Your task = Reproduce the records below exactly as they appear, omitting any pictures they contain.

# Start of Entries supplied

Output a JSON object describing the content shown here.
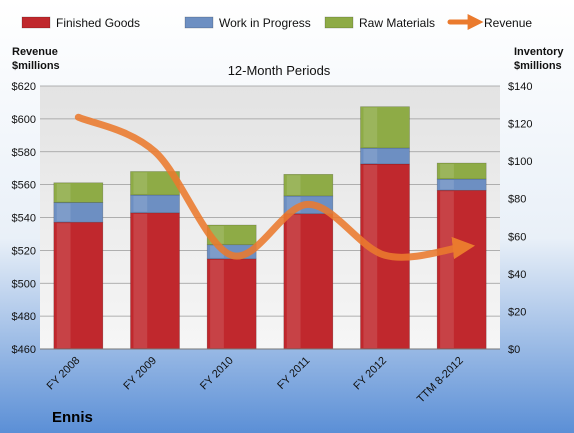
{
  "chart_data": {
    "type": "bar",
    "title": "12-Month Periods",
    "company": "Ennis",
    "left_axis": {
      "title_line1": "Revenue",
      "title_line2": "$millions",
      "min": 460,
      "max": 620,
      "step": 20,
      "prefix": "$"
    },
    "right_axis": {
      "title_line1": "Inventory",
      "title_line2": "$millions",
      "min": 0,
      "max": 140,
      "step": 20,
      "prefix": "$"
    },
    "categories": [
      "FY 2008",
      "FY 2009",
      "FY 2010",
      "FY 2011",
      "FY 2012",
      "TTM 8-2012"
    ],
    "series": [
      {
        "name": "Finished Goods",
        "axis": "right",
        "stack": true,
        "color": "#c0282d",
        "values": [
          67.5,
          72.5,
          48,
          72,
          98.5,
          84.5
        ]
      },
      {
        "name": "Work in Progress",
        "axis": "right",
        "stack": true,
        "color": "#6d8fc2",
        "values": [
          10.5,
          9.5,
          7.5,
          9.5,
          8.5,
          6
        ]
      },
      {
        "name": "Raw Materials",
        "axis": "right",
        "stack": true,
        "color": "#8eab46",
        "values": [
          10.5,
          12.5,
          10.5,
          11.5,
          22,
          8.5
        ]
      },
      {
        "name": "Revenue",
        "axis": "left",
        "type": "line",
        "color": "#ea7a2d",
        "values": [
          601,
          580,
          517,
          548,
          517,
          522
        ]
      }
    ],
    "grid": true,
    "legend": "top"
  }
}
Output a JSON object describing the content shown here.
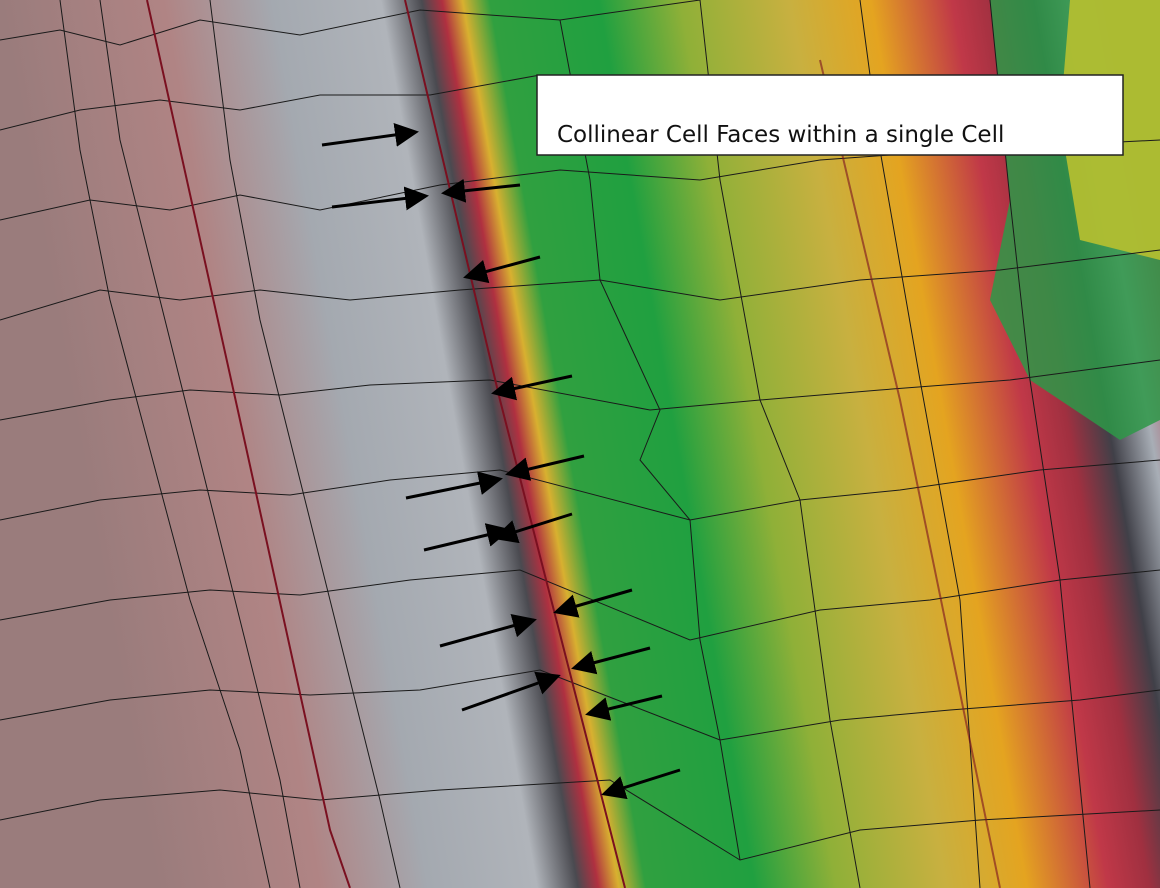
{
  "annotation": {
    "text": "Collinear Cell Faces within a single Cell"
  }
}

# End of Entries supplied

Output for this exercise =
Output a JSON object describing the content shown here.
{
  "chart_data": {
    "type": "bar",
    "title": "12-Month Periods",
    "company": "Ennis",
    "left_axis": {
      "title_line1": "Revenue",
      "title_line2": "$millions",
      "min": 460,
      "max": 620,
      "step": 20,
      "prefix": "$"
    },
    "right_axis": {
      "title_line1": "Inventory",
      "title_line2": "$millions",
      "min": 0,
      "max": 140,
      "step": 20,
      "prefix": "$"
    },
    "categories": [
      "FY 2008",
      "FY 2009",
      "FY 2010",
      "FY 2011",
      "FY 2012",
      "TTM 8-2012"
    ],
    "series": [
      {
        "name": "Finished Goods",
        "axis": "right",
        "stack": true,
        "color": "#c0282d",
        "values": [
          67.5,
          72.5,
          48,
          72,
          98.5,
          84.5
        ]
      },
      {
        "name": "Work in Progress",
        "axis": "right",
        "stack": true,
        "color": "#6d8fc2",
        "values": [
          10.5,
          9.5,
          7.5,
          9.5,
          8.5,
          6
        ]
      },
      {
        "name": "Raw Materials",
        "axis": "right",
        "stack": true,
        "color": "#8eab46",
        "values": [
          10.5,
          12.5,
          10.5,
          11.5,
          22,
          8.5
        ]
      },
      {
        "name": "Revenue",
        "axis": "left",
        "type": "line",
        "color": "#ea7a2d",
        "values": [
          601,
          580,
          517,
          548,
          517,
          522
        ]
      }
    ],
    "grid": true,
    "legend": "top"
  }
}
Output a JSON object describing the content shown here.
{
  "annotation": {
    "text": "Collinear Cell Faces within a single Cell"
  }
}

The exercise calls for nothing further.